## 課題 1
ウィルバー・ハーデンについての文章では、フリューゲルホルンの音はトランペットと比べてどんな特徴があるとされていますか？
## 課題 2
記録のうち、「Patent image size: (1369, 1109).」を含む行から始まり記録の末尾で終わる行を、一字一句変えずに書き写してください。

ハードバピッシュ&アレグロな日々

CD(主にジャズ・クラシック)の感想を書き留めます

ウィルバー・ハーデン/メインストリーム1958

2024-05-31 21:10:22 | ジャズ(ハードバップ)

本日は謎のフリューゲルホルン奏者ウィルバー・ハーデンを取り上げたいと思います。フリューゲルホルンはトランペットを一回り大きくした楽器で、トランペットに比べてソフトで温もりのある音が出るのが特徴です。ジャズの世界では60年代以降にアート・ファーマーが愛用したことでよく知られています。他にはマイルスやチェット・ベイカーも作品によって使用していますが、ハードバップ期にフリューゲルホルンを主楽器にしていたのはこのハーデンぐらいでしょうか?

## 元データ
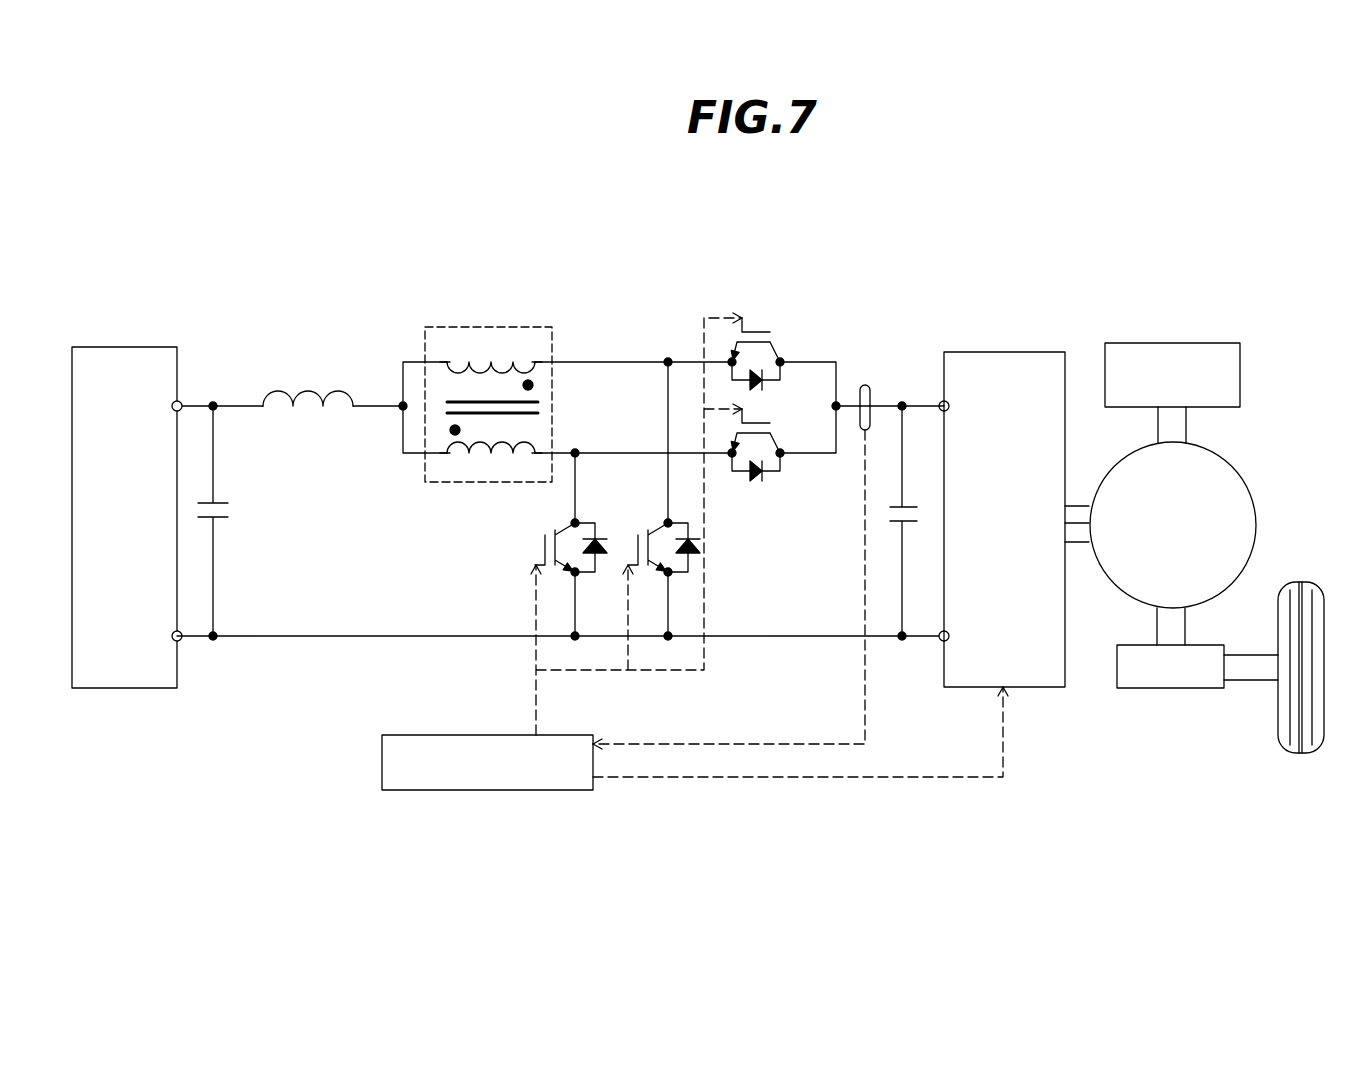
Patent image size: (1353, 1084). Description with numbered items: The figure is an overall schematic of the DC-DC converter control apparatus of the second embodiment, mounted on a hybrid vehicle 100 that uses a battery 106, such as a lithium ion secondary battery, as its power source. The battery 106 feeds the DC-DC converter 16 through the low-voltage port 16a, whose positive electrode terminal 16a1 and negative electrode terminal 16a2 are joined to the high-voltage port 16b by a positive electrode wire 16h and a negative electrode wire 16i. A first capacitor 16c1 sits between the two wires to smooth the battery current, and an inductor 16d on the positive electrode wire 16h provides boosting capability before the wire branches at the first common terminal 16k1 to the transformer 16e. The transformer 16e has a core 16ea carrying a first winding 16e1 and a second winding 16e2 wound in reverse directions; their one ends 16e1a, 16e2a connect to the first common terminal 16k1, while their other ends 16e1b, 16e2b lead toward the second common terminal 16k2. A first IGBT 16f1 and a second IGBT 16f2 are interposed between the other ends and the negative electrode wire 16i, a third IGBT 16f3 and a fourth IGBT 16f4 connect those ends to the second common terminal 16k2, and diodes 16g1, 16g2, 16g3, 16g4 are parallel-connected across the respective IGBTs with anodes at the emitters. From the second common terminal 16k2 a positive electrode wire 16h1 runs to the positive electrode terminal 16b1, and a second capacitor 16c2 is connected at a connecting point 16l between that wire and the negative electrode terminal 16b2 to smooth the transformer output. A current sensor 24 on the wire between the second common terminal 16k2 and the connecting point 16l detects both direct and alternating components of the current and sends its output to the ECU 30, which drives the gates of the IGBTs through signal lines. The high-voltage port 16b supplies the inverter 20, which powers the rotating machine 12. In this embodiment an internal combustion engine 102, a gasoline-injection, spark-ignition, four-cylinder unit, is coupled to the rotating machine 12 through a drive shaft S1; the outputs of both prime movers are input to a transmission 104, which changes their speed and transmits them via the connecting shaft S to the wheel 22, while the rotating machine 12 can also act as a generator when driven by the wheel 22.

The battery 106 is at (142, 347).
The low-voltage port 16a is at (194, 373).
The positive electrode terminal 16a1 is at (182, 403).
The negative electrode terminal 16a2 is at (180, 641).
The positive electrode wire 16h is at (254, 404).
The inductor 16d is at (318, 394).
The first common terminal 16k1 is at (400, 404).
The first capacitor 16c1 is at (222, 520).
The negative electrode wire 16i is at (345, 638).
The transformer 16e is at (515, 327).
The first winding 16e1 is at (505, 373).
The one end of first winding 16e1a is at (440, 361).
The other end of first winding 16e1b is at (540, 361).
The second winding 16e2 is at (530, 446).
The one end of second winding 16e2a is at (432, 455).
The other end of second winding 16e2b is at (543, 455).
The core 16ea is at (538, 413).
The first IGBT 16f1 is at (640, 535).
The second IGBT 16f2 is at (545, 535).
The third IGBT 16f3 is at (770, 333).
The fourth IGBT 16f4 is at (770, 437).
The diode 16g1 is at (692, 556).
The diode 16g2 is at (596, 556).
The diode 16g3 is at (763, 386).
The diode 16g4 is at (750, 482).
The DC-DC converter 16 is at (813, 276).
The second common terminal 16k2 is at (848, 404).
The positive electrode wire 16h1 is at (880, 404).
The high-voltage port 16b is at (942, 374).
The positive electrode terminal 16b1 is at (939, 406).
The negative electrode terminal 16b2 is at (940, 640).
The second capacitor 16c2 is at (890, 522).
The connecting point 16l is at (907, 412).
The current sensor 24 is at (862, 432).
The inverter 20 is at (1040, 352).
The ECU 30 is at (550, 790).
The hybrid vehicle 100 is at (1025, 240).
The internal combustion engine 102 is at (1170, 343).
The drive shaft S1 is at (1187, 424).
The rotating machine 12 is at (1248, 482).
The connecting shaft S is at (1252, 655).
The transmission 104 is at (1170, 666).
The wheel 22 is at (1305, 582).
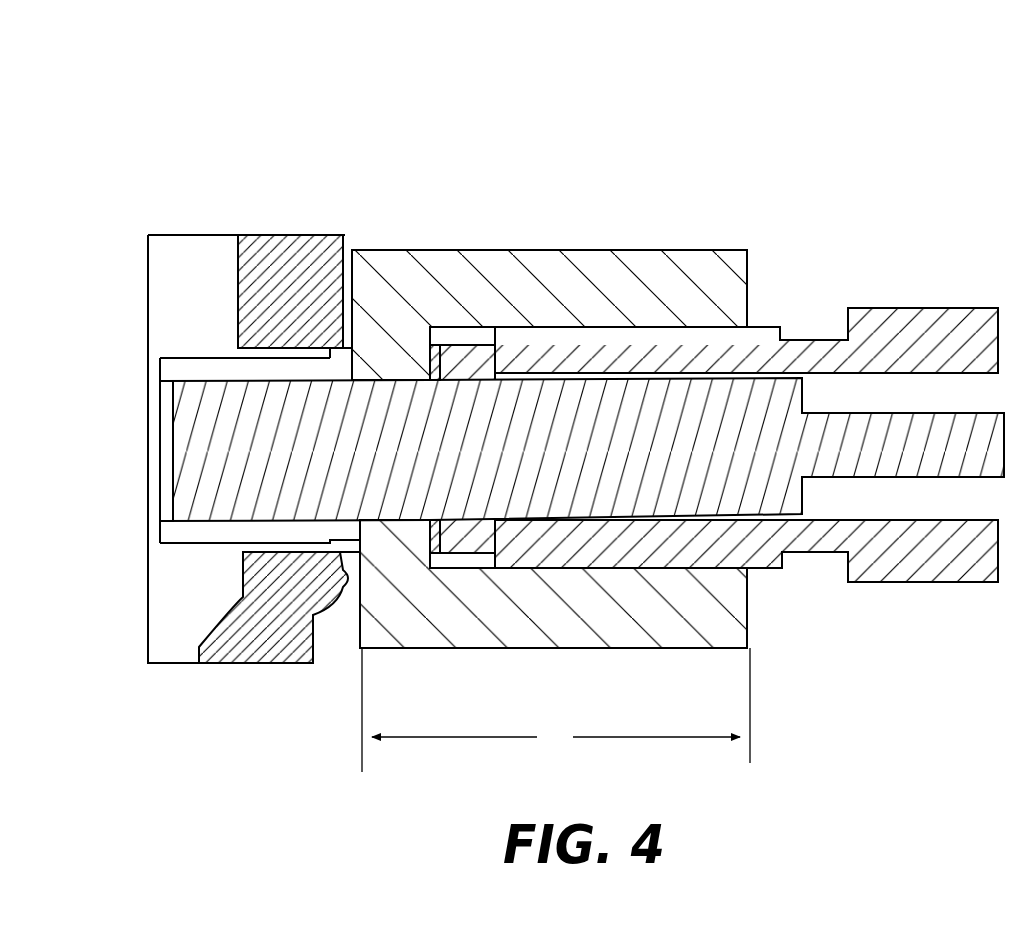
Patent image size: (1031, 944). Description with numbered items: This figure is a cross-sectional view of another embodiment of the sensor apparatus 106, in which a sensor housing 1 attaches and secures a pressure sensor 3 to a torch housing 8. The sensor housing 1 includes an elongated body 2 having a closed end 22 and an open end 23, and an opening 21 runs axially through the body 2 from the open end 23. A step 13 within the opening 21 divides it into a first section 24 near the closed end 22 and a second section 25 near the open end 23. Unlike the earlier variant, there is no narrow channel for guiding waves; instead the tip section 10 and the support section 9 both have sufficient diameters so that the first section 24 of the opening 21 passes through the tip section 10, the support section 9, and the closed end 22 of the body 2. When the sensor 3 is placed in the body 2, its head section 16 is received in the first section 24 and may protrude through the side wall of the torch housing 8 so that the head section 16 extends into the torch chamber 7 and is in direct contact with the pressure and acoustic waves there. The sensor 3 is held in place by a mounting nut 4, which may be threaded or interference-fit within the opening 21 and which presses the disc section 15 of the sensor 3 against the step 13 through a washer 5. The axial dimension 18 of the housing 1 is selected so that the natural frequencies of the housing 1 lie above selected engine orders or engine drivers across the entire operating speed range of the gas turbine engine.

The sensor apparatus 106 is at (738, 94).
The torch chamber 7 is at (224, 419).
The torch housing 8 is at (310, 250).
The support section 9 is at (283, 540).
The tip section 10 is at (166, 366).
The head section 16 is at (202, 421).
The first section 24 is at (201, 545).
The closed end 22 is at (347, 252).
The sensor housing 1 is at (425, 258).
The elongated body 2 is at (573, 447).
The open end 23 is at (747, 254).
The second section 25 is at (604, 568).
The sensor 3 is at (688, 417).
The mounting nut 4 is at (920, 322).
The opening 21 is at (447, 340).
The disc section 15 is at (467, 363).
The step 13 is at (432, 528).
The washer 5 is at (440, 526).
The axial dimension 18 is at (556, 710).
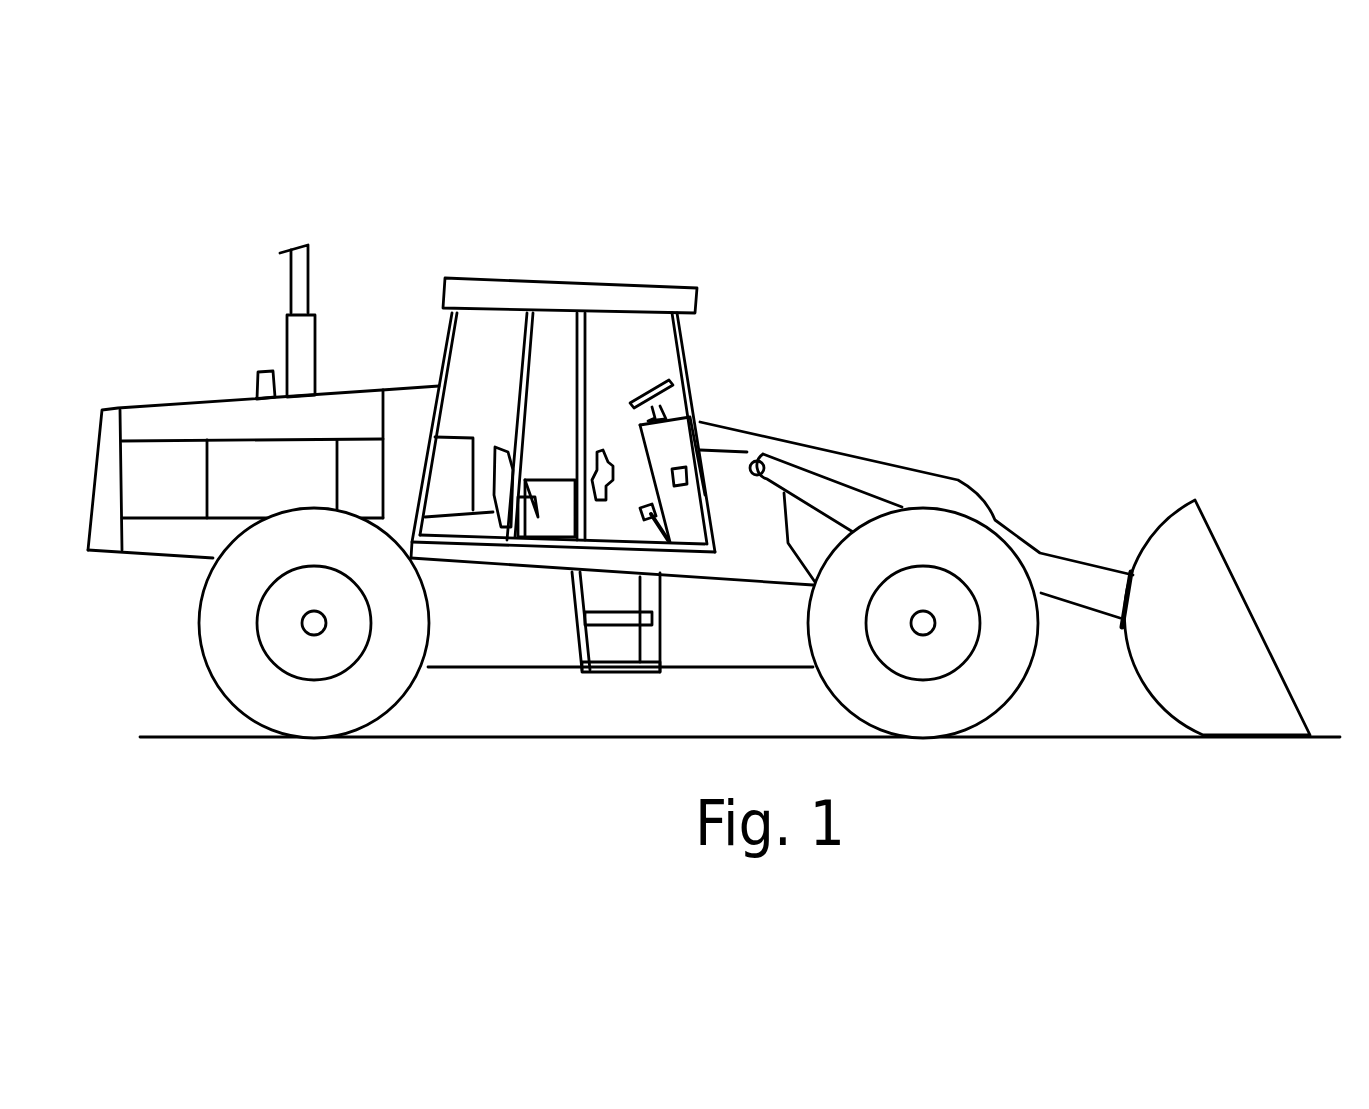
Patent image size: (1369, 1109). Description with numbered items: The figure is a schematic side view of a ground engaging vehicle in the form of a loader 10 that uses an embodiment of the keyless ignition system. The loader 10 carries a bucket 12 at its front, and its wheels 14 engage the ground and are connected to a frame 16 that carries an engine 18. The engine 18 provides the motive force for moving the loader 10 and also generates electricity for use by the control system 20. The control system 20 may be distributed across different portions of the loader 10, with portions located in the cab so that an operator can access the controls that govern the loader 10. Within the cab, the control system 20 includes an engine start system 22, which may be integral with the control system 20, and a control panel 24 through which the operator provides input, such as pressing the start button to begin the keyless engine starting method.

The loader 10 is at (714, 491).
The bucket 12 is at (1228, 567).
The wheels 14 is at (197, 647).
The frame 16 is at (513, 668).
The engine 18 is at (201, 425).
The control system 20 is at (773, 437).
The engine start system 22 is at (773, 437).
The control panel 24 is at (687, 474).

## 解答 1
トランペットに比べてソフトで温もりのある音が出るのが特徴です。

## 解答 2
Patent image size: (1369, 1109). Description with numbered items: The figure is a schematic side view of a ground engaging vehicle in the form of a loader 10 that uses an embodiment of the keyless ignition system. The loader 10 carries a bucket 12 at its front, and its wheels 14 engage the ground and are connected to a frame 16 that carries an engine 18. The engine 18 provides the motive force for moving the loader 10 and also generates electricity for use by the control system 20. The control system 20 may be distributed across different portions of the loader 10, with portions located in the cab so that an operator can access the controls that govern the loader 10. Within the cab, the control system 20 includes an engine start system 22, which may be integral with the control system 20, and a control panel 24 through which the operator provides input, such as pressing the start button to begin the keyless engine starting method.

The loader 10 is at (714, 491).
The bucket 12 is at (1228, 567).
The wheels 14 is at (197, 647).
The frame 16 is at (513, 668).
The engine 18 is at (201, 425).
The control system 20 is at (773, 437).
The engine start system 22 is at (773, 437).
The control panel 24 is at (687, 474).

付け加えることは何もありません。